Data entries

------------------------------------

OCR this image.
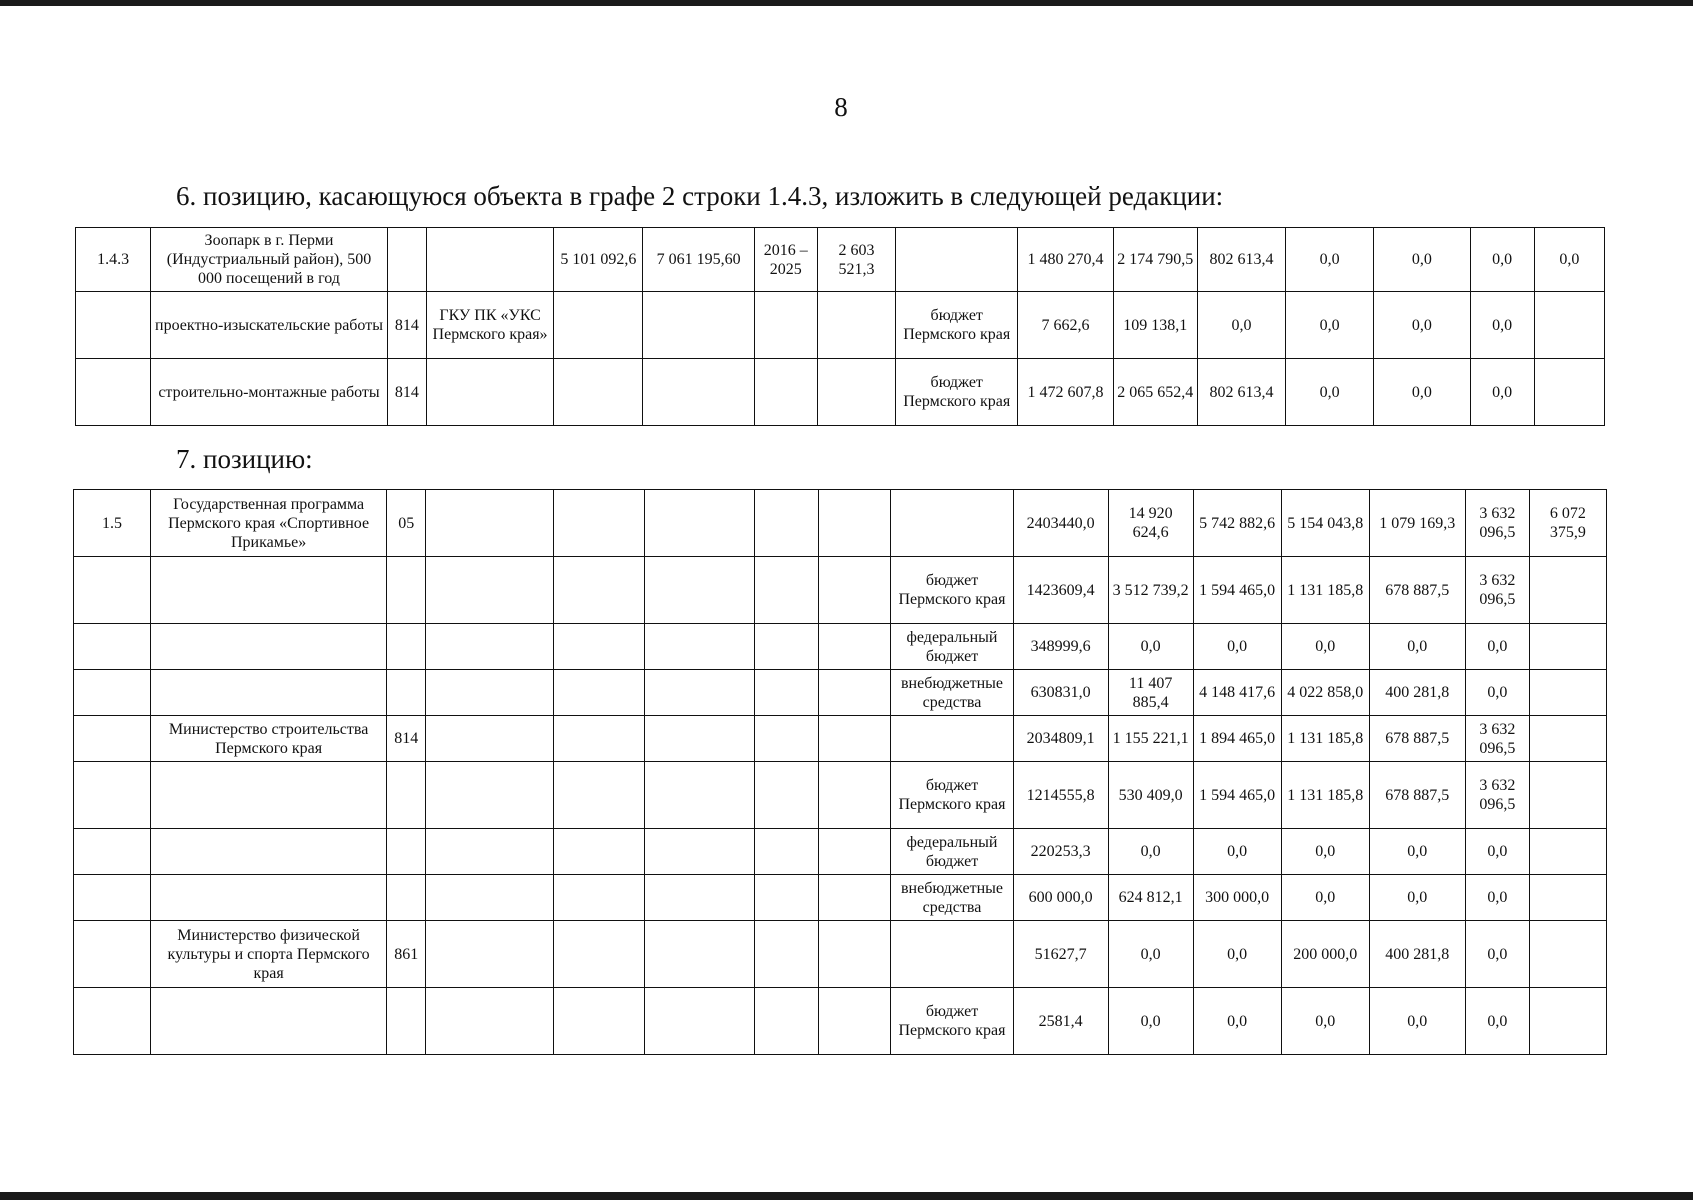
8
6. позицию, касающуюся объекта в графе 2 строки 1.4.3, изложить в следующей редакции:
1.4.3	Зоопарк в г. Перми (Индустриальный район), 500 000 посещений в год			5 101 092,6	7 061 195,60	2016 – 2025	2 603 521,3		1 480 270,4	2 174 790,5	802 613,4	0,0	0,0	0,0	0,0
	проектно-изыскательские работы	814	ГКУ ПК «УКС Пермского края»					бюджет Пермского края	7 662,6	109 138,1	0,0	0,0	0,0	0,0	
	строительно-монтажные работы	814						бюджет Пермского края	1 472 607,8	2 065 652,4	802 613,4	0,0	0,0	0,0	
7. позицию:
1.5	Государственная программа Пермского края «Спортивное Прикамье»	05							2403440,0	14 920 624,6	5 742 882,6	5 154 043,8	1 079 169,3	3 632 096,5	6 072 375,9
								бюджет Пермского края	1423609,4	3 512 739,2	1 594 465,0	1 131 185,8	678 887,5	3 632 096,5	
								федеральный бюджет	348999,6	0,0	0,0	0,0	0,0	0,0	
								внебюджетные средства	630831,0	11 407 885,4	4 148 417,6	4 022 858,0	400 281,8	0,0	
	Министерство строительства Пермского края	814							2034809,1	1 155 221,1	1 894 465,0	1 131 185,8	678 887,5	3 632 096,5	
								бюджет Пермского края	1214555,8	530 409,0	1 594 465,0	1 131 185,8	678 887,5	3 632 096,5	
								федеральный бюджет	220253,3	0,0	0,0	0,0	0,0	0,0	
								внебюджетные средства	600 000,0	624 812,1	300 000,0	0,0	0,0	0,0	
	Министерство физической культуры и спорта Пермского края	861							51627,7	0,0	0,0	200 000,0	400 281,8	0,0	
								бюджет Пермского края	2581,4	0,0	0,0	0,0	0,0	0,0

------------------------------------

= To do =
Transcribe the whole listing, character for character, but not its images.

= Response to this task =
OCR this image.
8
6. позицию, касающуюся объекта в графе 2 строки 1.4.3, изложить в следующей редакции:
1.4.3	Зоопарк в г. Перми (Индустриальный район), 500 000 посещений в год			5 101 092,6	7 061 195,60	2016 – 2025	2 603 521,3		1 480 270,4	2 174 790,5	802 613,4	0,0	0,0	0,0	0,0
	проектно-изыскательские работы	814	ГКУ ПК «УКС Пермского края»					бюджет Пермского края	7 662,6	109 138,1	0,0	0,0	0,0	0,0	
	строительно-монтажные работы	814						бюджет Пермского края	1 472 607,8	2 065 652,4	802 613,4	0,0	0,0	0,0	
7. позицию:
1.5	Государственная программа Пермского края «Спортивное Прикамье»	05							2403440,0	14 920 624,6	5 742 882,6	5 154 043,8	1 079 169,3	3 632 096,5	6 072 375,9
								бюджет Пермского края	1423609,4	3 512 739,2	1 594 465,0	1 131 185,8	678 887,5	3 632 096,5	
								федеральный бюджет	348999,6	0,0	0,0	0,0	0,0	0,0	
								внебюджетные средства	630831,0	11 407 885,4	4 148 417,6	4 022 858,0	400 281,8	0,0	
	Министерство строительства Пермского края	814							2034809,1	1 155 221,1	1 894 465,0	1 131 185,8	678 887,5	3 632 096,5	
								бюджет Пермского края	1214555,8	530 409,0	1 594 465,0	1 131 185,8	678 887,5	3 632 096,5	
								федеральный бюджет	220253,3	0,0	0,0	0,0	0,0	0,0	
								внебюджетные средства	600 000,0	624 812,1	300 000,0	0,0	0,0	0,0	
	Министерство физической культуры и спорта Пермского края	861							51627,7	0,0	0,0	200 000,0	400 281,8	0,0	
								бюджет Пермского края	2581,4	0,0	0,0	0,0	0,0	0,0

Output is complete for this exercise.